*Material supplied*:
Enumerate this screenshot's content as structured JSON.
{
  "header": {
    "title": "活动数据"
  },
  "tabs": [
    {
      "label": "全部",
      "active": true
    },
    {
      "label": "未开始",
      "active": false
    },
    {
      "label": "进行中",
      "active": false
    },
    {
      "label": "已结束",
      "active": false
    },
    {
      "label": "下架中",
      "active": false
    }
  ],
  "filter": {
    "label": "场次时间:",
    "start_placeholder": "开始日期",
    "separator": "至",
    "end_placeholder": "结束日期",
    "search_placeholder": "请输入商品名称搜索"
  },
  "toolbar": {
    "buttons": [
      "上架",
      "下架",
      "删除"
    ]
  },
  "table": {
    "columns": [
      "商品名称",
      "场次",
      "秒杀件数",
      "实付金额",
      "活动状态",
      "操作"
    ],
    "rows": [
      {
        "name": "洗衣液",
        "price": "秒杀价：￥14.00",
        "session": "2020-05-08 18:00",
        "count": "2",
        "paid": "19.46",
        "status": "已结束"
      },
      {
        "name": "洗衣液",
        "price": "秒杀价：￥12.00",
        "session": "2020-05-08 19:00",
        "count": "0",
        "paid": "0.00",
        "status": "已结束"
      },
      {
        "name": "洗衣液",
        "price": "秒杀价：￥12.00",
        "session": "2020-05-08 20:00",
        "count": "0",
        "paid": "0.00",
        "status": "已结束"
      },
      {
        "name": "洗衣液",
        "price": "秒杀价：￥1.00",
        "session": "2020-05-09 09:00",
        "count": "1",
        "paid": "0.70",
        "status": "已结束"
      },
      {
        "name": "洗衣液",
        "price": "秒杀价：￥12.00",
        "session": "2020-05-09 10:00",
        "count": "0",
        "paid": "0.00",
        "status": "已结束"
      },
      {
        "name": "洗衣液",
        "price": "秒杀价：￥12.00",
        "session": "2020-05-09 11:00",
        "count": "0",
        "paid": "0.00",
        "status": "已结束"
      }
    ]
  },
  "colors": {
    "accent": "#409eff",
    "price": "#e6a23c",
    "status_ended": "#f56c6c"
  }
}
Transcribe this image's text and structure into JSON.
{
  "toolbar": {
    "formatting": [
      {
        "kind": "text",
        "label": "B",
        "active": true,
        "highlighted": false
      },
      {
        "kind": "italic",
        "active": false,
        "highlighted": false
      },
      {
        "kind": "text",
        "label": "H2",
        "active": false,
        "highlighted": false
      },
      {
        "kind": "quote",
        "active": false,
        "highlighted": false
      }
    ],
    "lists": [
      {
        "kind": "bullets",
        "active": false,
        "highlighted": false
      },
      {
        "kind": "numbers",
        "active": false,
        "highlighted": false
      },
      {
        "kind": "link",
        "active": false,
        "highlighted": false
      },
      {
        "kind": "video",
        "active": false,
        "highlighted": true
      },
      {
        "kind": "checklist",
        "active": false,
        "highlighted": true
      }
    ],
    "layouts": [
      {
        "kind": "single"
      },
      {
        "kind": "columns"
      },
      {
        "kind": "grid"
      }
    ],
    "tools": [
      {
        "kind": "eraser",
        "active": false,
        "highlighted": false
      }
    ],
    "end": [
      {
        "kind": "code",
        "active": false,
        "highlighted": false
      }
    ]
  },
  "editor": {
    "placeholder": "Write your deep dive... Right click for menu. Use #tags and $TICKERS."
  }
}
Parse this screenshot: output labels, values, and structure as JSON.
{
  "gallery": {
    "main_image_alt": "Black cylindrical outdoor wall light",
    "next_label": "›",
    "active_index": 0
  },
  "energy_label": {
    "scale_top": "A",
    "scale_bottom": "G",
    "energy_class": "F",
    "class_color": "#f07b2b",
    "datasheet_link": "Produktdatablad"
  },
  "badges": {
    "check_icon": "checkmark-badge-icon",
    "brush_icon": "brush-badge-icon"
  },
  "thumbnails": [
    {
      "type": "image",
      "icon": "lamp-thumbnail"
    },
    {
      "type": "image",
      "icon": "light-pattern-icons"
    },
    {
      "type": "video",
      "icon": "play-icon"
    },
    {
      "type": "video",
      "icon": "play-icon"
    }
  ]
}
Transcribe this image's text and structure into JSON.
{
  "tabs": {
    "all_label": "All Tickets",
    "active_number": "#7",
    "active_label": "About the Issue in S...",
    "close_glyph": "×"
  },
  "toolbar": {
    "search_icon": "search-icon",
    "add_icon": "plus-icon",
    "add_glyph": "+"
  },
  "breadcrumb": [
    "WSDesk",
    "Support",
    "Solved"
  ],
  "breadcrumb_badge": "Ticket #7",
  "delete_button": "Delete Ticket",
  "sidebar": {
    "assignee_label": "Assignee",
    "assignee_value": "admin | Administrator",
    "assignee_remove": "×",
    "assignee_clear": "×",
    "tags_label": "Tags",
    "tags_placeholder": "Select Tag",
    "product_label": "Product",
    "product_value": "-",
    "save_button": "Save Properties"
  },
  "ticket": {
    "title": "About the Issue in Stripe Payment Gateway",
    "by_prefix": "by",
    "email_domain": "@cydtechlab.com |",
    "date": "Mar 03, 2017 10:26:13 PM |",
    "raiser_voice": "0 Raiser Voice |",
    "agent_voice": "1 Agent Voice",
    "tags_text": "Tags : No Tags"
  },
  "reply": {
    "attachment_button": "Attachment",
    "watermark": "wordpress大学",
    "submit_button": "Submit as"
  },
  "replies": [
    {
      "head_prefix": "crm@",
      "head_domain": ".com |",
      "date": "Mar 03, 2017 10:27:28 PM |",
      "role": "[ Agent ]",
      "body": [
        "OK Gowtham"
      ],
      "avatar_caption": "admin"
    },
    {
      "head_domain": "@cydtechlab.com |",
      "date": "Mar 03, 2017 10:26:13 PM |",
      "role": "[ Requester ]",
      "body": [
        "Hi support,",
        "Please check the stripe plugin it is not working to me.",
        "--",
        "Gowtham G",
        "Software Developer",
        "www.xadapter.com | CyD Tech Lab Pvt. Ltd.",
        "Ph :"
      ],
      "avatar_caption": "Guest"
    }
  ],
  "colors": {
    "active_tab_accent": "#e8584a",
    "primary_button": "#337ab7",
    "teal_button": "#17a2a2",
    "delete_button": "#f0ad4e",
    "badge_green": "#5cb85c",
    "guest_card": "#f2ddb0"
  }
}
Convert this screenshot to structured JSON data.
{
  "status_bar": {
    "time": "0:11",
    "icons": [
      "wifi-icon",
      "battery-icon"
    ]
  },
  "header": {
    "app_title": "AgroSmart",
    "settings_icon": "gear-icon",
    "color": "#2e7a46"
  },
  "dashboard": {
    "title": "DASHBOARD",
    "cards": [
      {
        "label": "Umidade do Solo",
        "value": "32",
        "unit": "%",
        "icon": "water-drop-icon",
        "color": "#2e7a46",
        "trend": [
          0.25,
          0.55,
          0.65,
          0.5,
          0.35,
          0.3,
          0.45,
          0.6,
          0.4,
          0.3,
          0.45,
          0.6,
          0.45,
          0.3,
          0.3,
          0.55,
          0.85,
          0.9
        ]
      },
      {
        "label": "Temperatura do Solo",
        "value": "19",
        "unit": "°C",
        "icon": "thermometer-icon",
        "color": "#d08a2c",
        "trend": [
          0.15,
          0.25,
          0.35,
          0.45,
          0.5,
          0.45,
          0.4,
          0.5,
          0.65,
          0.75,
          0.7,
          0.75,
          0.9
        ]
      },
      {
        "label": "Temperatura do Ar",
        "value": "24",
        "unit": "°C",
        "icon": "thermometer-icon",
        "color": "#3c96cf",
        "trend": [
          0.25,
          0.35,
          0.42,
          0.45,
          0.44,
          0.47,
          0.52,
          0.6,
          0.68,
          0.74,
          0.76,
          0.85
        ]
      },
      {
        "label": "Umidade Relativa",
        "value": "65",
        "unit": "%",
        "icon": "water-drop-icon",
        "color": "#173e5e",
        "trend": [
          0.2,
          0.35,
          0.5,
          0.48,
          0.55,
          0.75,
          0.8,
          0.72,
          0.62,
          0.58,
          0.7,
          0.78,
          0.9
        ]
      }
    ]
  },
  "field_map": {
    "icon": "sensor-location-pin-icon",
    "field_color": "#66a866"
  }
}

*Problem requirements*:
Look through the records above and report how many lines hold the word "Voice", giving only the number.

*Answer to this problem*:
2